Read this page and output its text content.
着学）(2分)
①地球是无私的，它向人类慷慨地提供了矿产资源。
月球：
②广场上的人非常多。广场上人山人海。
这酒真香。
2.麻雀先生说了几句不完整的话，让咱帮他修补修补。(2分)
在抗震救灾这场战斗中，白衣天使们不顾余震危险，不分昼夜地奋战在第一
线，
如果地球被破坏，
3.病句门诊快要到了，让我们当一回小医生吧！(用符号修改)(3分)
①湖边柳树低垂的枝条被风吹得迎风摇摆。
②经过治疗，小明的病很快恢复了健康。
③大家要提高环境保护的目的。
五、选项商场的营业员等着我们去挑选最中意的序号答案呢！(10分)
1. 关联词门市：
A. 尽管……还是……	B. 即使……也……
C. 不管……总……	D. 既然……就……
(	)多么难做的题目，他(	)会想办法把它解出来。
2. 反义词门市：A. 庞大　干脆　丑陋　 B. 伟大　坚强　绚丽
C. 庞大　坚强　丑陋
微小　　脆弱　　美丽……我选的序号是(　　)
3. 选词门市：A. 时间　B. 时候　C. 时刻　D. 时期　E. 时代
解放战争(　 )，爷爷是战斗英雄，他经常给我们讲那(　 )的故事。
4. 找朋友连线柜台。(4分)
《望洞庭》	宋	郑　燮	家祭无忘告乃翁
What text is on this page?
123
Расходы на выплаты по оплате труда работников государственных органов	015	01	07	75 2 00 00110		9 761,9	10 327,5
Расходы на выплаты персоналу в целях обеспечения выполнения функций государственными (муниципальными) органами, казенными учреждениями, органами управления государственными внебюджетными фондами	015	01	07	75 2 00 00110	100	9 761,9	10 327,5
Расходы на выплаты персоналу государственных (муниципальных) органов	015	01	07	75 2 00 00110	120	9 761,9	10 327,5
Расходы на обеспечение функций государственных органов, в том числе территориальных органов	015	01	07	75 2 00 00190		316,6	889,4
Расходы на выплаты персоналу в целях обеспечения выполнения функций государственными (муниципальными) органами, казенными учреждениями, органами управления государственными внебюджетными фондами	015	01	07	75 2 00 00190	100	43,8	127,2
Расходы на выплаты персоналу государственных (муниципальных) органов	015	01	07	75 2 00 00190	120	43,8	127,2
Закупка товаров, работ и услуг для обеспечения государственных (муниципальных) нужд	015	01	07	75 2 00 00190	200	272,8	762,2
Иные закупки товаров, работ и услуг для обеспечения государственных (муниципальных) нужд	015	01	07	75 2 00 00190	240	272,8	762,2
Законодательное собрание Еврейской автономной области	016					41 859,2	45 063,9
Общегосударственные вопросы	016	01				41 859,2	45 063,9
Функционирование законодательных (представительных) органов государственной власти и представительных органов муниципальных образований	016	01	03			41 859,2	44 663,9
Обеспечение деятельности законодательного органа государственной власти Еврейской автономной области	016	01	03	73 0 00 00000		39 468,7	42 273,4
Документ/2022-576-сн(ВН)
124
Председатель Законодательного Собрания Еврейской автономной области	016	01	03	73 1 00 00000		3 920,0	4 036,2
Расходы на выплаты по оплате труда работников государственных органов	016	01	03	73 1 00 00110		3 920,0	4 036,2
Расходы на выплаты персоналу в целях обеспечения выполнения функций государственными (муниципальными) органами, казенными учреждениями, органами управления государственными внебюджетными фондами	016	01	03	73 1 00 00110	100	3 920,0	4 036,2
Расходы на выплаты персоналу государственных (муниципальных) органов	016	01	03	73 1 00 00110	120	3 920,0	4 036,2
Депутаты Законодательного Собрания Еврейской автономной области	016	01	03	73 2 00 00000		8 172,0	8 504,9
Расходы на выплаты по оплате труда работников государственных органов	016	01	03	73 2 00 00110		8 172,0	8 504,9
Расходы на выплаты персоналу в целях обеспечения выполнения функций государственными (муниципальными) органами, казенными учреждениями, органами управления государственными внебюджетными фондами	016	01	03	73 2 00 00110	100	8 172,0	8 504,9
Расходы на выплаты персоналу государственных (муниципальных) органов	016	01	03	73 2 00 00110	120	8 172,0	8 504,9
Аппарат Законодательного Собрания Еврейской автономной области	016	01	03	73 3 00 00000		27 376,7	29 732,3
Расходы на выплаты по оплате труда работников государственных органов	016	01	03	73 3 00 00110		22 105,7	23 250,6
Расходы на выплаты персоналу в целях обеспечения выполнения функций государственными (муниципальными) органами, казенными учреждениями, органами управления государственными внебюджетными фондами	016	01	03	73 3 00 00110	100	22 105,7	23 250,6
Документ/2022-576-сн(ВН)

────────────────────

■ Set task: Count the lines in the records above that contain the word "page", and give only the number.

■ Problem solution: 2